PROVIDED TEXT
-.-.-

MUBI brings you a great new film every day.  Start your 7-day free trial today!
All Topics  »

Which country has the greatest cinema history?

IndyLIV​E

about 2 years ago

I read once that American, French, and Japanese films were the greatest and most influential in the world. There may be some truth in that. Naturally I’m aware that there are many great films and great directors everywhere in the world, but could those three be the most important?

Polaris​DiB

about 2 years ago

Quoíx

about 2 years ago

This just screams “polemic” :).

IndyLIV​E

about 2 years ago

I know that no list should really be taken seriously. And I know that no one can really say which country makes the best movies or who was the greatest director or what the best movie ever made was. I was just curious what opinions people had on the subject.

meg 

about 2 years ago

LOL Polaris

Robert W Peabody III

about 2 years ago

Russia ( USSR)?

Jaspar Lamar Crabb

about 2 years ago

INTERNATIONAL FREAK-OUT ALERT!

ruxlyn

about 2 years ago

Three countries that are powerful and have exerted cultural and economic hegemony over many other countries might be perceived as having the best cinematic traditions, yes, that makes sense.

Robert W Peabody III

about 2 years ago

Hey DiB, that thread went 5 pages and of course there was your contribution:

It was a great idea back when everyone was discussing the lesploitation of Venusian cinema against the militant Martian style, but now that everyone’s going back to their close-minded Terracentric habit of acting like everything good comes from Earth, just because Earth is the only planet dumb enough to invent money but powerful enough with it to force all the other planets to use it, it’s gotten all dull and predictable and the same old countries get mentioned over and over and over again.

Papua New Guinea was fine in its early days before interplanetary trade richened the pockets of the Earthlings, but ever since then they’ve been putting out the same boring Earthling-language films everyone around the solar system is watching.

IndyLIV​E

about 2 years ago

American cinema does have Griffith, Keaton, Ford, Welles, Scorsese, and Tarantino (and technically Chaplin and Hitchcock). And French cinema has Lumiere, Melies, Godard, and Truffaut. Japan has Kurosawa and that’s all they need.

ruby stevens

about 2 years ago

^ HAHAHAHAHA ^

I'm gay and love to crap

about 2 years ago

Too easy;

Loverof​LeCinem​a

about 2 years ago

America of course! At least the golden ages (40s through 70s). A Streetcar Named Desire, The Big Sleep, Casablanca, Citizen Kane!

DADA WEATHER​MAN

about 2 years ago

Matt Parks

about 2 years ago

“I read once that American, French, and Japanese films were the greatest and most influential in the world.”

Except that German Expressionism was highly influential (in somewhat different ways) on all three.

apursan​sar

about 2 years ago

Too easy…

johnsonisjohnson

about 2 years ago

Can’t we just say: “all are the greatest.”?

Tervari​an

about 2 years ago

America, and it isn’t close.

-.-.-

Extracted data entries

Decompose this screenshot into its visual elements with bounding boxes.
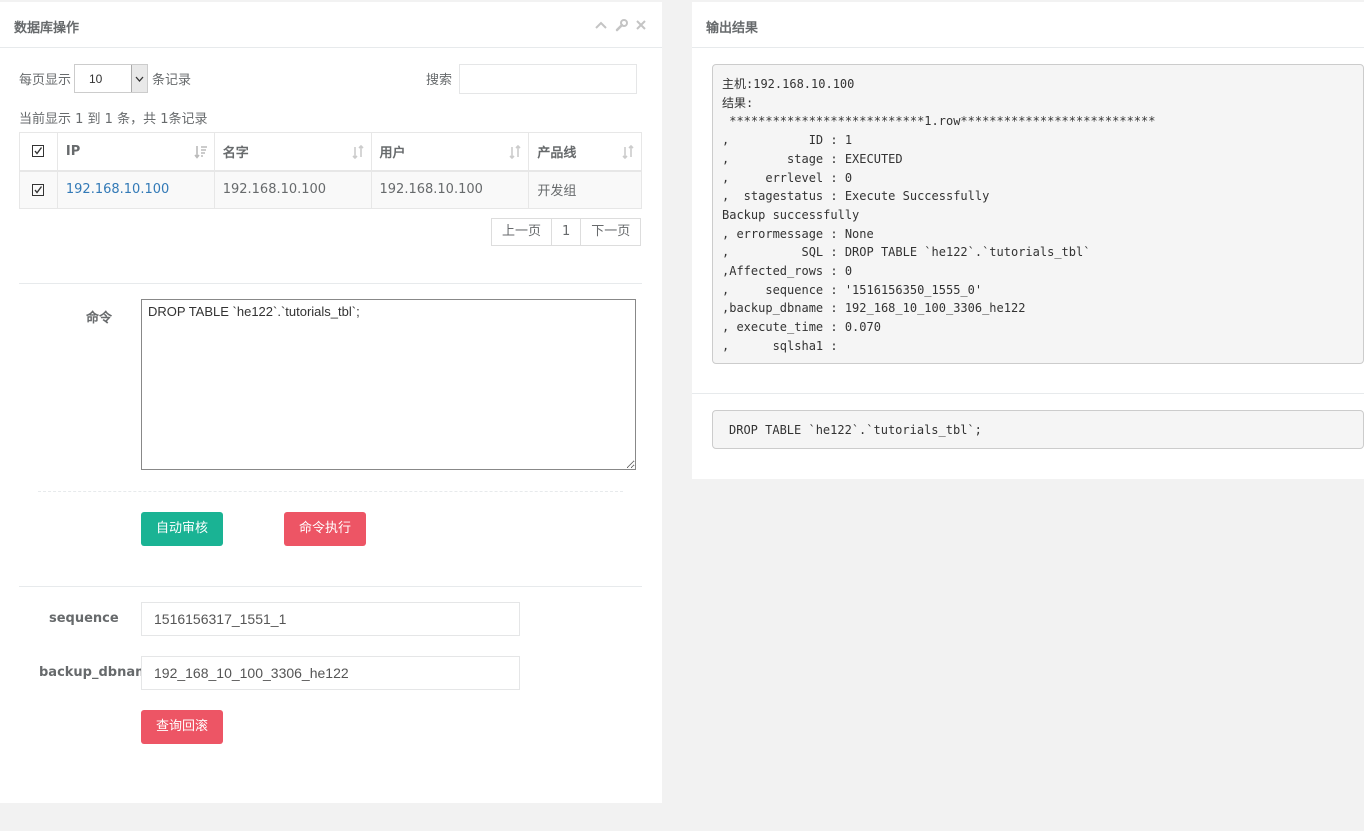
command-label: 命令 <box>86 311 113 326</box>
page-1-button[interactable]: 1 <box>551 218 582 246</box>
sort-desc-icon[interactable] <box>194 145 208 163</box>
left-panel-header: 数据库操作 <box>0 2 662 48</box>
column-header-name[interactable]: 名字 <box>213 132 372 172</box>
right-panel-title: 输出结果 <box>706 21 759 36</box>
column-header-ip-label: IP <box>65 143 81 159</box>
row-select-cell[interactable] <box>19 170 58 209</box>
ip-link[interactable]: 192.168.10.100 <box>66 182 169 197</box>
cell-ip[interactable]: 192.168.10.100 <box>56 170 215 209</box>
wrench-icon[interactable] <box>614 18 628 32</box>
right-panel-header: 输出结果 <box>692 2 1364 48</box>
cell-user: 192.168.10.100 <box>370 170 530 209</box>
table-info: 当前显示 1 到 1 条，共 1条记录 <box>19 112 208 127</box>
divider <box>19 283 642 284</box>
chevron-up-icon[interactable] <box>594 18 608 32</box>
column-header-product-line[interactable]: 产品线 <box>528 132 642 172</box>
sort-icon[interactable] <box>351 144 365 163</box>
execute-command-button[interactable]: 命令执行 <box>284 512 366 546</box>
sort-icon[interactable] <box>621 144 635 163</box>
column-header-product-line-label: 产品线 <box>537 145 577 161</box>
row-checkbox[interactable] <box>31 183 44 196</box>
sql-output-text: DROP TABLE `he122`.`tutorials_tbl`; <box>712 410 1364 449</box>
divider <box>692 393 1364 394</box>
column-header-name-label: 名字 <box>222 145 249 161</box>
table-row[interactable]: 192.168.10.100 192.168.10.100 192.168.10… <box>19 170 642 209</box>
sort-icon[interactable] <box>508 144 522 163</box>
cell-name: 192.168.10.100 <box>213 170 372 209</box>
pagination: 上一页 1 下一页 <box>491 218 642 246</box>
output-result-text: 主机:192.168.10.100 结果: ******************… <box>712 64 1364 364</box>
select-all-checkbox[interactable] <box>31 145 44 158</box>
backup-dbname-label: backup_dbname <box>39 665 158 680</box>
query-rollback-button[interactable]: 查询回滚 <box>141 710 223 744</box>
sequence-label: sequence <box>49 611 119 626</box>
prev-page-button[interactable]: 上一页 <box>491 218 553 246</box>
table-header-row: IP 名字 用户 产品线 <box>19 132 642 172</box>
panel-tools <box>594 18 648 32</box>
column-header-user-label: 用户 <box>379 145 406 161</box>
dashed-divider <box>38 491 623 492</box>
column-header-ip[interactable]: IP <box>56 132 215 172</box>
sequence-input[interactable] <box>141 602 520 636</box>
close-icon[interactable] <box>634 18 648 32</box>
page-size-select[interactable]: 10 <box>74 64 148 93</box>
column-header-user[interactable]: 用户 <box>370 132 530 172</box>
divider <box>19 586 642 587</box>
search-input[interactable] <box>459 64 637 94</box>
cell-product-line: 开发组 <box>528 170 642 209</box>
left-panel-title: 数据库操作 <box>14 21 80 36</box>
next-page-button[interactable]: 下一页 <box>580 218 642 246</box>
backup-dbname-input[interactable] <box>141 656 520 690</box>
records-label: 条记录 <box>152 73 192 88</box>
select-all-header[interactable] <box>19 132 58 172</box>
command-textarea[interactable]: DROP TABLE `he122`.`tutorials_tbl`; <box>141 299 636 470</box>
auto-review-button[interactable]: 自动审核 <box>141 512 223 546</box>
per-page-label: 每页显示 <box>19 73 72 88</box>
search-label: 搜索 <box>426 73 453 88</box>
hosts-table: IP 名字 用户 产品线 192.168.10.100 192.168.10.1… <box>19 132 642 209</box>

-.-.-

EXERCISES TO COMPLETE
• A. According to the opening post of the forum thread, which three countries' films were once described as the greatest and most influential in the world?
• B. From the forum thread, reproduce word for word the passage starting with "MUBI brings you" and going on through "the most important?".
• C. Turn the forum thread paragraph beginning "American cinema does have Griffith" into a short list by country, keeping every name it mentions.
These rows have nothing to do with the work here.

RESULTS FOR THE EXERCISE
• A. American, French, and Japanese films.

• B.
MUBI brings you a great new film every day.  Start your 7-day free trial today!
All Topics  »

Which country has the greatest cinema history?

IndyLIV​E

about 2 years ago

I read once that American, French, and Japanese films were the greatest and most influential in the world. There may be some truth in that. Naturally I’m aware that there are many great films and great directors everywhere in the world, but could those three be the most important?

• C.
- American cinema: Griffith, Keaton, Ford, Welles, Scorsese, and Tarantino (and technically Chaplin and Hitchcock)
- French cinema: Lumiere, Melies, Godard, and Truffaut
- Japan: Kurosawa, which is all it needs